WHAT YOU ARE ASKED TO DO — Each line of the data that includes "JSON" must be copied.

[SOURCE INFORMATION — start]

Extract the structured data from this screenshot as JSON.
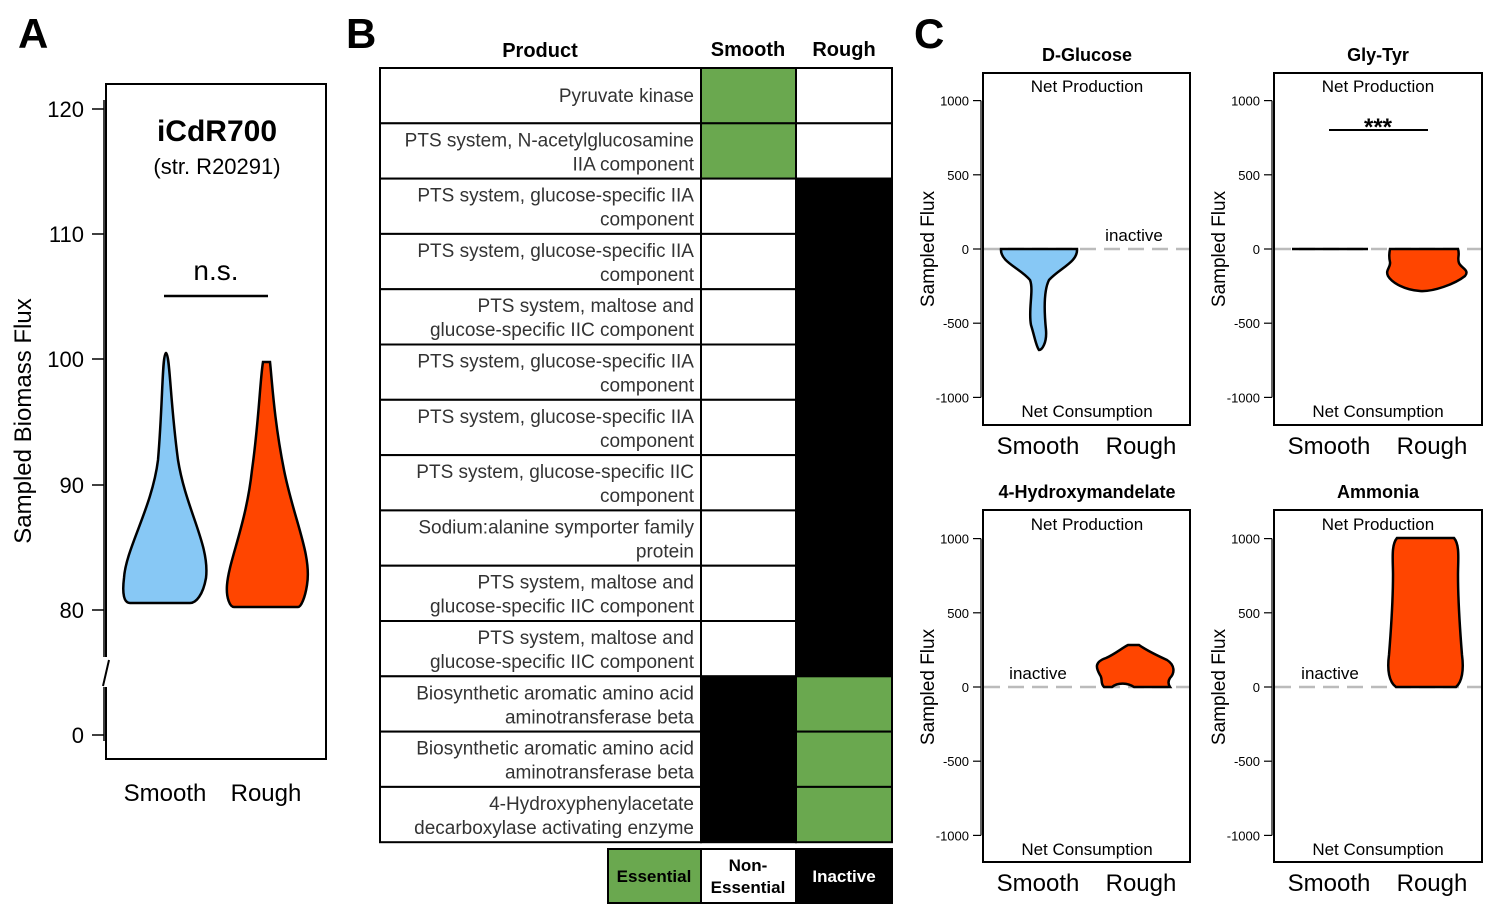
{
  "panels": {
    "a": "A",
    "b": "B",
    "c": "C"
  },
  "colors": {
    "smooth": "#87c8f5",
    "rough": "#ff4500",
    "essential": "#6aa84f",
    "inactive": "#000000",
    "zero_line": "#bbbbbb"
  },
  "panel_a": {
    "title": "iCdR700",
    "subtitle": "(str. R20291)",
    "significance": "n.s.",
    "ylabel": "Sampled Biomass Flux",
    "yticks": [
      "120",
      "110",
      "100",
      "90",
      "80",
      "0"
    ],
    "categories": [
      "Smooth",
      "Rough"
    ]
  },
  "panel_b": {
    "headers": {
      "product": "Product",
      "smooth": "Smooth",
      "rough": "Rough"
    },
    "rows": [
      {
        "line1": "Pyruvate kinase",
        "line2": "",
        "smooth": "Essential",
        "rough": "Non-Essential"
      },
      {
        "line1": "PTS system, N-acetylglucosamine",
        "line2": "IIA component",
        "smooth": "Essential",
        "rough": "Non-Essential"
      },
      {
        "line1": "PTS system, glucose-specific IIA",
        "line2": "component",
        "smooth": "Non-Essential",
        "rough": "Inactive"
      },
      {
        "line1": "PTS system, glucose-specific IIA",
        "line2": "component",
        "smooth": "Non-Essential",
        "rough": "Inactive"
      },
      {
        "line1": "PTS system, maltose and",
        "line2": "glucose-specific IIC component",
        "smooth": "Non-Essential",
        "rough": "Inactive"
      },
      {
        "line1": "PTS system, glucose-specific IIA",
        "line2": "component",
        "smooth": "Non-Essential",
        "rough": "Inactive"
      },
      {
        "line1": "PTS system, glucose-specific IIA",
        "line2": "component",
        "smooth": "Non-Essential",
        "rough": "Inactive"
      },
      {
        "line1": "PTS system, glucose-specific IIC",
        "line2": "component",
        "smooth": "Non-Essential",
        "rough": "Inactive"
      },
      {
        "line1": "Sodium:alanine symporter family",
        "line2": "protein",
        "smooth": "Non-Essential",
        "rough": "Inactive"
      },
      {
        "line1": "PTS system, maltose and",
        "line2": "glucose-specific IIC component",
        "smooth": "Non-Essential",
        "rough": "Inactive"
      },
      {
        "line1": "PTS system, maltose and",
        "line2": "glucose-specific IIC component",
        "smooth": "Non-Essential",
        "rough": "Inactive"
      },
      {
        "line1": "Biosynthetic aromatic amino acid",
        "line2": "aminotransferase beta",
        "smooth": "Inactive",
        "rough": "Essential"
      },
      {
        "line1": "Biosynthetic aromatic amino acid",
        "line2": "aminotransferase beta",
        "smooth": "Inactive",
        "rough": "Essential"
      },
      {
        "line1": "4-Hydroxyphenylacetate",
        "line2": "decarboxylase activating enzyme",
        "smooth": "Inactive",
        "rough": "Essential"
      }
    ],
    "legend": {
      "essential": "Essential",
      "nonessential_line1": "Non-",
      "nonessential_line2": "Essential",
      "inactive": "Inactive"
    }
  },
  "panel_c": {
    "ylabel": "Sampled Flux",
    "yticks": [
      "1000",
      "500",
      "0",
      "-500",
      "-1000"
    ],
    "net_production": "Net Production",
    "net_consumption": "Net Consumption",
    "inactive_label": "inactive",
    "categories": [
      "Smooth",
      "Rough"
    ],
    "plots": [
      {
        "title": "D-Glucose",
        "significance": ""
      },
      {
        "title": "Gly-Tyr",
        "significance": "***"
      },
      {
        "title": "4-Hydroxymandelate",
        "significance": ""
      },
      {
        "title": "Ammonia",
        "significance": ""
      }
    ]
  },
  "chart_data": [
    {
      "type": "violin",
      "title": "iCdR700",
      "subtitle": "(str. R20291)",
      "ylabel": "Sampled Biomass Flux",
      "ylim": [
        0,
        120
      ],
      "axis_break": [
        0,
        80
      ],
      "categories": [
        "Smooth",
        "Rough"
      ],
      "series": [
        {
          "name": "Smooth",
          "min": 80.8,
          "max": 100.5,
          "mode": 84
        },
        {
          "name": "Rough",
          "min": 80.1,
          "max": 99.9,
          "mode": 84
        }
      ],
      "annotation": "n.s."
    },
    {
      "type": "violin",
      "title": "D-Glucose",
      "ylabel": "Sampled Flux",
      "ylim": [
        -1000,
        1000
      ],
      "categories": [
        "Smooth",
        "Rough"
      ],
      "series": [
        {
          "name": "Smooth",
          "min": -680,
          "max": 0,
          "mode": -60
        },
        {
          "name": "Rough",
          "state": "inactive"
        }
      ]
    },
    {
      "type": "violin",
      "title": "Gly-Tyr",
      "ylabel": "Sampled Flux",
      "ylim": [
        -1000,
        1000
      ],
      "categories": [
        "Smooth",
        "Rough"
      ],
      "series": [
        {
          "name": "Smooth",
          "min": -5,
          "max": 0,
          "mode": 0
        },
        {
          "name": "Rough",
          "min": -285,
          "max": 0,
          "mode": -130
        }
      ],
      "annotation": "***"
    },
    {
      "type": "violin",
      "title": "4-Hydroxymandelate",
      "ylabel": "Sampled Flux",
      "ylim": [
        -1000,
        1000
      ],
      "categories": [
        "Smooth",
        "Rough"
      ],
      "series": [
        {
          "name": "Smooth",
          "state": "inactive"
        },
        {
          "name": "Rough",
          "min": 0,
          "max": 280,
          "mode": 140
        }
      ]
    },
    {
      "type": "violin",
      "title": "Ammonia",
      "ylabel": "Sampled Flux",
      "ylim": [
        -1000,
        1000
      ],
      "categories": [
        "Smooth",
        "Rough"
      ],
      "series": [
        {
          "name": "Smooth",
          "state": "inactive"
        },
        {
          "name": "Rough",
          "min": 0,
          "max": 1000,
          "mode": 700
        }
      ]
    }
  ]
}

[SOURCE INFORMATION — finish]
[SOURCE INFORMATION — start]

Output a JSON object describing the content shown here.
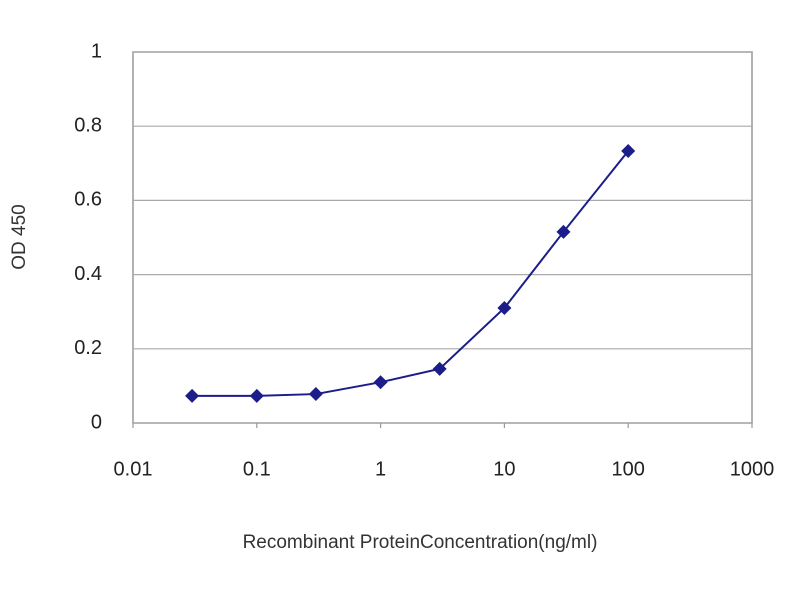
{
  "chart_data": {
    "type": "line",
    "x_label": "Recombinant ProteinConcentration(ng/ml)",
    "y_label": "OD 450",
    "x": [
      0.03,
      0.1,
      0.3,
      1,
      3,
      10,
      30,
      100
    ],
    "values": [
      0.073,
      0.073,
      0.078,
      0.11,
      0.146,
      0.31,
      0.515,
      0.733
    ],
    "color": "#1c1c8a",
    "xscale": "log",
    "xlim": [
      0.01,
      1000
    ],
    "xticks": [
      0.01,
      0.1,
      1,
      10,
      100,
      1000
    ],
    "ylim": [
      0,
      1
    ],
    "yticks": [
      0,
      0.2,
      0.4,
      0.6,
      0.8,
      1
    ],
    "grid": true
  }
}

[SOURCE INFORMATION — finish]

OUTPUT BELOW —
Extract the structured data from this screenshot as JSON.
Output a JSON object describing the content shown here.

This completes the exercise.